Gather from the material every line that contains the string "Spectral".

Dataset listings of figures:
begin

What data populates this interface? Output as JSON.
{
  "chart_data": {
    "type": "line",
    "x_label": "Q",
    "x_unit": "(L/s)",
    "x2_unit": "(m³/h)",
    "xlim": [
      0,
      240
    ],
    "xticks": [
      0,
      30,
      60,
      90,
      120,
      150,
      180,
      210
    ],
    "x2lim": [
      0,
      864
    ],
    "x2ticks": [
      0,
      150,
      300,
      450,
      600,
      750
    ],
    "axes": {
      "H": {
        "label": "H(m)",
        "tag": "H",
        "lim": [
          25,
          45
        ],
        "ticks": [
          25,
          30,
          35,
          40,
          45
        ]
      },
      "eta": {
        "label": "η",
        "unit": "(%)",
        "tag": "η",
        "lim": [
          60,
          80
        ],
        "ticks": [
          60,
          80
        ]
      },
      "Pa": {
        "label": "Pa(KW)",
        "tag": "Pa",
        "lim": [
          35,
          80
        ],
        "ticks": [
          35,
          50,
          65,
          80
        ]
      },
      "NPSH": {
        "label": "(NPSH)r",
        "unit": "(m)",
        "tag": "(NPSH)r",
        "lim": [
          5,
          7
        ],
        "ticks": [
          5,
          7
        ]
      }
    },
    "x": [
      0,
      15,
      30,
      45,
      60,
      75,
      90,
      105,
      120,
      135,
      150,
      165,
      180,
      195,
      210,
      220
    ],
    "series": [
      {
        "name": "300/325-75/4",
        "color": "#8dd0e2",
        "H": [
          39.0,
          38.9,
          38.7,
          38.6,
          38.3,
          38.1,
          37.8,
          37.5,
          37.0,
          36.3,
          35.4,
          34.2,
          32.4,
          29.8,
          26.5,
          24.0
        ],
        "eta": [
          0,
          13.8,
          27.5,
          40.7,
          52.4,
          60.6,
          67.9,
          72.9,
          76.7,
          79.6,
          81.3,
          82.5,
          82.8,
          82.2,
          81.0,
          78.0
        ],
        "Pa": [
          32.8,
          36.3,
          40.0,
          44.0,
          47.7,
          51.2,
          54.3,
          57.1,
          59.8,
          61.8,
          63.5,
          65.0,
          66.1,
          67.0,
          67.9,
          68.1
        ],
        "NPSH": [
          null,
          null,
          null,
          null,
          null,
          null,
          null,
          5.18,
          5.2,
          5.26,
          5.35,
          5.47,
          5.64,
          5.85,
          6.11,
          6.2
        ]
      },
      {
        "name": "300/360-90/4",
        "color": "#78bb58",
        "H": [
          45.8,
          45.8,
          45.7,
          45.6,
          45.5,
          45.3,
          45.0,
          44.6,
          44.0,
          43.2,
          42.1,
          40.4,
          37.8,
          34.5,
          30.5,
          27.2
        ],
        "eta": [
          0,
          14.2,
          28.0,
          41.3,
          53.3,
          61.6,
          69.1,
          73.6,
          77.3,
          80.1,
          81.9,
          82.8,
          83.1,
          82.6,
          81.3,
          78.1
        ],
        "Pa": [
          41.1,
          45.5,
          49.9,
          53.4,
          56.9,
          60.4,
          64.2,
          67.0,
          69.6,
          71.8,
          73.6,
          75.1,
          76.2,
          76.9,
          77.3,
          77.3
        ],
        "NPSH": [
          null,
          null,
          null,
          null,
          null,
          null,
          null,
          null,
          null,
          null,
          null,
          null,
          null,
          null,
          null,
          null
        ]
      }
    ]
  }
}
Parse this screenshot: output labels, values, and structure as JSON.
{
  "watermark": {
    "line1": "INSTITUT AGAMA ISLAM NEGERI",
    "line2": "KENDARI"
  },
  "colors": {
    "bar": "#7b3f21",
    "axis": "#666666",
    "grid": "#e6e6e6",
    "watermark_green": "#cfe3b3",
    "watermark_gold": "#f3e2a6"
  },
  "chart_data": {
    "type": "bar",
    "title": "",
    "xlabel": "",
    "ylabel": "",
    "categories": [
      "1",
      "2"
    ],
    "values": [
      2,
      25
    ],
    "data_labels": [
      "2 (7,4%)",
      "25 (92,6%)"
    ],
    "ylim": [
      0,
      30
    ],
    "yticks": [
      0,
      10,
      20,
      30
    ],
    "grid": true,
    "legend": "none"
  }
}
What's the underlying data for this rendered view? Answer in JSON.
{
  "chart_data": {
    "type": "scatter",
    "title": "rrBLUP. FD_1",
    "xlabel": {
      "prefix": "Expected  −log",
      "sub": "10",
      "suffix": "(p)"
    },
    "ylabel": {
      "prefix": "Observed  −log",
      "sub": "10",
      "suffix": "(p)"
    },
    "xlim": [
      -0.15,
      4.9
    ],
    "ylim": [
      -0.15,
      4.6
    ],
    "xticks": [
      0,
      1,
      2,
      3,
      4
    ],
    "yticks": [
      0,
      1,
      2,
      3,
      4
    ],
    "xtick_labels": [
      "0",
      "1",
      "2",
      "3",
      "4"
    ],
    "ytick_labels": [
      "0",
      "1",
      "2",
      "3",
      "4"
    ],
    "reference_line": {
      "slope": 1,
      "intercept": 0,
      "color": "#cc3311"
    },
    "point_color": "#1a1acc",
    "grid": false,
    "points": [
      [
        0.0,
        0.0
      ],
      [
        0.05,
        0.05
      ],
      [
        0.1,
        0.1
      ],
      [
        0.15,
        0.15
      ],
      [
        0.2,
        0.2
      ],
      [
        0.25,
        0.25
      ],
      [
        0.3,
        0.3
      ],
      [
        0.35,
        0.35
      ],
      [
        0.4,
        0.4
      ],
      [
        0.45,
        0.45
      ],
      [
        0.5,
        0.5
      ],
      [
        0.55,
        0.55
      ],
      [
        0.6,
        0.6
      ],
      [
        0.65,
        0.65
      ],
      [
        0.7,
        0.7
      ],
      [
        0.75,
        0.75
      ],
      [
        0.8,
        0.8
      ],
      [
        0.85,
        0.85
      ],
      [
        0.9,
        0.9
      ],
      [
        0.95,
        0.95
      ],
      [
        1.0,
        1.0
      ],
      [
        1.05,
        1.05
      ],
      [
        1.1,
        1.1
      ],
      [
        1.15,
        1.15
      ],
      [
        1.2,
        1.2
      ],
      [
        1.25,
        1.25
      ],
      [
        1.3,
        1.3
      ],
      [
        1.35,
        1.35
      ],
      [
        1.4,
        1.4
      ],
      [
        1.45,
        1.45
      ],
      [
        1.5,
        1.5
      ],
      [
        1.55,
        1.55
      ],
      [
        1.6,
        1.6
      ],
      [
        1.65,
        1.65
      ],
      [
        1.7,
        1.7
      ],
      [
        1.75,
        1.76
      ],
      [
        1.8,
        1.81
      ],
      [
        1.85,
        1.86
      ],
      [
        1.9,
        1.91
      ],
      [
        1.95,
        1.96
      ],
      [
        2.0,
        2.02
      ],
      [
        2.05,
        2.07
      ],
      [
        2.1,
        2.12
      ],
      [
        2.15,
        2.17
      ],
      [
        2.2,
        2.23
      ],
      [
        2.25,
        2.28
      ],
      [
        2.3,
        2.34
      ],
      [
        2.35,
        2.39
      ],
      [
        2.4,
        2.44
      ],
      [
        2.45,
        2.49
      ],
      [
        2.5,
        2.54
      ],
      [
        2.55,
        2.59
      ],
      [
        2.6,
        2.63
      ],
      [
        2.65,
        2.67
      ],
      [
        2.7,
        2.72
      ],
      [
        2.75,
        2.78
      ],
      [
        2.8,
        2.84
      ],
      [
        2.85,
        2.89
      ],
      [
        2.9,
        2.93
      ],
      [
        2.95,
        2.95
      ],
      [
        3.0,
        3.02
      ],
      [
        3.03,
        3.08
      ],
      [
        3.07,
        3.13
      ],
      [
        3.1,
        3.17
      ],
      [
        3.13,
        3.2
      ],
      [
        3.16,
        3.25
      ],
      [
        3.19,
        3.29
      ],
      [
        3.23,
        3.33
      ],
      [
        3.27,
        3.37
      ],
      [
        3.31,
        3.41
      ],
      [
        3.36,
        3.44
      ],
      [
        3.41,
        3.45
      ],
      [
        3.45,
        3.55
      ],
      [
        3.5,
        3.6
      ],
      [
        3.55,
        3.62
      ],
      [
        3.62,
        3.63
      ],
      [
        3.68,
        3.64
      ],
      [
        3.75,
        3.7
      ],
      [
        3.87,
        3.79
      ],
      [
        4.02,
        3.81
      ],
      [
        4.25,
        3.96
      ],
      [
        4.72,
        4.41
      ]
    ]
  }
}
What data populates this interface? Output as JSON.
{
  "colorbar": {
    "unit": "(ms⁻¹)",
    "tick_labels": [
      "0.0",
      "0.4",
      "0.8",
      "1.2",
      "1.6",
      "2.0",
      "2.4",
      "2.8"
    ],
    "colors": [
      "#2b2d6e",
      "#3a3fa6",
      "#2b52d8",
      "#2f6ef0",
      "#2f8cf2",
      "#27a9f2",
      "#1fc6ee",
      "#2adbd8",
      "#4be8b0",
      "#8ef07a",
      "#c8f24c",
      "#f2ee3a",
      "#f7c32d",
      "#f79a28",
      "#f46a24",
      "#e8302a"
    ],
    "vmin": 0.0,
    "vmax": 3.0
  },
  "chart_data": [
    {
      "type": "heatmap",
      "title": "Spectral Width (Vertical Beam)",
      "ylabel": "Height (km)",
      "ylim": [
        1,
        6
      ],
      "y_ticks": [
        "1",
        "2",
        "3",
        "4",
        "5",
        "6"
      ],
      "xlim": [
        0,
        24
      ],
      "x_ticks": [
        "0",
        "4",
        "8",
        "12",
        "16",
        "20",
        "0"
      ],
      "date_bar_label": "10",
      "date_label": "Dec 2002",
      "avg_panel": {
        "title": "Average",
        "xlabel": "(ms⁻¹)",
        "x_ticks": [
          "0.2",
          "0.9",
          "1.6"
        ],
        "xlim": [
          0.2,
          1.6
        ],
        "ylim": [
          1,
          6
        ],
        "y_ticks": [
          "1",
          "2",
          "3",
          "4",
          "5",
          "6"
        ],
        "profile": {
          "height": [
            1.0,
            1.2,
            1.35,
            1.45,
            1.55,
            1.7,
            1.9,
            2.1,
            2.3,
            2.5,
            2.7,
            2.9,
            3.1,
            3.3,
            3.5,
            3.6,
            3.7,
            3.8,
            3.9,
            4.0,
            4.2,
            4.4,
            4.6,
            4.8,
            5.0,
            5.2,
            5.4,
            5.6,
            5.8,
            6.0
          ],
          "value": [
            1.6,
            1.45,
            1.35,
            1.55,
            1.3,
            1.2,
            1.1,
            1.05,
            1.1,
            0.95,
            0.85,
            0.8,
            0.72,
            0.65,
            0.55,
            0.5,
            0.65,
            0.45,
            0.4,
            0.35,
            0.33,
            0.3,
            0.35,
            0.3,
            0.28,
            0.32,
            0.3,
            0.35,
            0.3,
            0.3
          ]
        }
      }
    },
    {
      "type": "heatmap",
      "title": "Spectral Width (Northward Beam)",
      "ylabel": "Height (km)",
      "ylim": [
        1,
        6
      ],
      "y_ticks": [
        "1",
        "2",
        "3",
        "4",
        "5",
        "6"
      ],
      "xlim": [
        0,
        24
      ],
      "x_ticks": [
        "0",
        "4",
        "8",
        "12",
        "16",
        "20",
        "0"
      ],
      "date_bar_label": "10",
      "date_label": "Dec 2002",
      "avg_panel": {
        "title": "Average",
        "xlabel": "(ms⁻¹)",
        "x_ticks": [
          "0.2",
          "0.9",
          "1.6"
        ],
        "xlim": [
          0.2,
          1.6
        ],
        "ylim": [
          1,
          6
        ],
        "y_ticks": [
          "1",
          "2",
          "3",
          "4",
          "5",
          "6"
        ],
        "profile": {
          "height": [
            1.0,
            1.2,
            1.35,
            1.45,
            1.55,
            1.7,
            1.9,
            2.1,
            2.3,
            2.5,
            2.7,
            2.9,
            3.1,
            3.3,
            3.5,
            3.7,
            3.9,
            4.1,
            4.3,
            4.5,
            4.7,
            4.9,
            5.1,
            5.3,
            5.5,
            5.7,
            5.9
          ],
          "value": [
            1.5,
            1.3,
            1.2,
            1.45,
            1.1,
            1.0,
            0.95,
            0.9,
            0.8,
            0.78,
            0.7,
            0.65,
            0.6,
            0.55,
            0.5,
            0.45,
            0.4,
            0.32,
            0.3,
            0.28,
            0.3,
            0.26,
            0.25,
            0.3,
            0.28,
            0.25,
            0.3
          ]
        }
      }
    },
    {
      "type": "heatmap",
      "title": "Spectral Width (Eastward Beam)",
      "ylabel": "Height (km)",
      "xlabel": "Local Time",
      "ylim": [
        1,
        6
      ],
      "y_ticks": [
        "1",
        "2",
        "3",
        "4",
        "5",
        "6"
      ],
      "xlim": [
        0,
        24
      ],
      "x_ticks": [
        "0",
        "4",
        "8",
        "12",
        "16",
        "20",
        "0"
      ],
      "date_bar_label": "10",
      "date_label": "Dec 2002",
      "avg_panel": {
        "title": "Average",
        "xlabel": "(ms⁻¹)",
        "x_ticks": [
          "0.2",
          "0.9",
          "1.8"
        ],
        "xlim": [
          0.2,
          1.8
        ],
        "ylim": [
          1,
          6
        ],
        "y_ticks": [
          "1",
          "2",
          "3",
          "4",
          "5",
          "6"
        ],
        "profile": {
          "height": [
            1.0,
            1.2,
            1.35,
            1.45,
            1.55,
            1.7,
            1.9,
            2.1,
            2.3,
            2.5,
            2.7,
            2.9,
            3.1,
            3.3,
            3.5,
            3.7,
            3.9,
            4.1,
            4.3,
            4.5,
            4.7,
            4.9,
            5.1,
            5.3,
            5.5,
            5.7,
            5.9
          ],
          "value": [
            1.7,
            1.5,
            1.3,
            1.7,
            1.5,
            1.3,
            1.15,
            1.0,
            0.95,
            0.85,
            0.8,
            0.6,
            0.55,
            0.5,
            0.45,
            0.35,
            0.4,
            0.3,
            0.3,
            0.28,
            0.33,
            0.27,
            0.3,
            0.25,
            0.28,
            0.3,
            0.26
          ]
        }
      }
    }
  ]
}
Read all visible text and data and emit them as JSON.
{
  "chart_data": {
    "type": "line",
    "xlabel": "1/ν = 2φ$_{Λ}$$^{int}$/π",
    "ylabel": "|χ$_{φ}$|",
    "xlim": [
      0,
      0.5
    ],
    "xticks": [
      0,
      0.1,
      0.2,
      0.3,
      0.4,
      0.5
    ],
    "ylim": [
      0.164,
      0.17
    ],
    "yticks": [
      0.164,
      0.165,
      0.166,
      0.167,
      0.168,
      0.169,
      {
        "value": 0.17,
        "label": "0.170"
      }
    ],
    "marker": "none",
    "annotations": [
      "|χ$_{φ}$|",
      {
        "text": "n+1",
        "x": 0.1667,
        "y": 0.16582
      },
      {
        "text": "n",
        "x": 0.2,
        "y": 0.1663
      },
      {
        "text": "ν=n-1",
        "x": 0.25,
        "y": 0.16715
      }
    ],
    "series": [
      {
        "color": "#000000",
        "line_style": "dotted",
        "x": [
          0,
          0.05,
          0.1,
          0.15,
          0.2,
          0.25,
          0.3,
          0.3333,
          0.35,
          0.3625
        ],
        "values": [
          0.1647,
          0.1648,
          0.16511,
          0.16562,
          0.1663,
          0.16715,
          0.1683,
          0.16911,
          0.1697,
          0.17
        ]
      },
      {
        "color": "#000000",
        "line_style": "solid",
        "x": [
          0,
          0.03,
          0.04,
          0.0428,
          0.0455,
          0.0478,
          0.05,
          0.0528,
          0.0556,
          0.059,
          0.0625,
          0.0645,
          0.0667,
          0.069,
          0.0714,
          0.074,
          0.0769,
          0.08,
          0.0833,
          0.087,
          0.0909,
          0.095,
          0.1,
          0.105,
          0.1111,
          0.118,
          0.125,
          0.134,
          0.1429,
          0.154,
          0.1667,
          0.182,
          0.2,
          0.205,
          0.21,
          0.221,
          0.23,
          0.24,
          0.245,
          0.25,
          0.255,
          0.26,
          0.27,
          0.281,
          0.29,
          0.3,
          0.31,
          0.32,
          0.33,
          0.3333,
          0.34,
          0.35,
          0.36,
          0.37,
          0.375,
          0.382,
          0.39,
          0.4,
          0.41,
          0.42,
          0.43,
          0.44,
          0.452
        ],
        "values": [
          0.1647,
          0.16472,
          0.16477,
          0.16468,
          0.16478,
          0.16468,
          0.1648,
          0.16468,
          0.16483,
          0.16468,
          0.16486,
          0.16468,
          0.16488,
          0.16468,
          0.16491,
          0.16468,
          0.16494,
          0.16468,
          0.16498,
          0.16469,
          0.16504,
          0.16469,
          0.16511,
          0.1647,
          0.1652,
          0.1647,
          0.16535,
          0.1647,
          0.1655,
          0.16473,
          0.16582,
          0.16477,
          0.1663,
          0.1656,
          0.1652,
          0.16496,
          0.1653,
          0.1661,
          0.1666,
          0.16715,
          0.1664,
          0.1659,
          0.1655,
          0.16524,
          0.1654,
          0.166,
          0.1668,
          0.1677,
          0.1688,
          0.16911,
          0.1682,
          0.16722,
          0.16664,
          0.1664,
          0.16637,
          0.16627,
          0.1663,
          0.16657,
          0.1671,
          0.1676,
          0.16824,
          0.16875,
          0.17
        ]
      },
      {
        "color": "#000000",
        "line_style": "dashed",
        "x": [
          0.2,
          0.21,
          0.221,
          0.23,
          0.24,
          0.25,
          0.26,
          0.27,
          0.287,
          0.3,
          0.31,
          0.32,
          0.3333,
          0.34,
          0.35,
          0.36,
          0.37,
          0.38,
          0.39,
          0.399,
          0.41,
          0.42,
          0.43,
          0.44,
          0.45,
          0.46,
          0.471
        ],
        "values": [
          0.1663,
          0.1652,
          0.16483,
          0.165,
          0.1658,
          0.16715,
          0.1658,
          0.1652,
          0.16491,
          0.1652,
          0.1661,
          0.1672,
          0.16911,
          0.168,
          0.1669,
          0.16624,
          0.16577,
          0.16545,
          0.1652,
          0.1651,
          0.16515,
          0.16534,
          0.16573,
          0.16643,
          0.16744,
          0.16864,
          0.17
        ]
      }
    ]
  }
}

end

### Response to this exercise
      "title": "Spectral Width (Vertical Beam)",
      "title": "Spectral Width (Northward Beam)",
      "title": "Spectral Width (Eastward Beam)",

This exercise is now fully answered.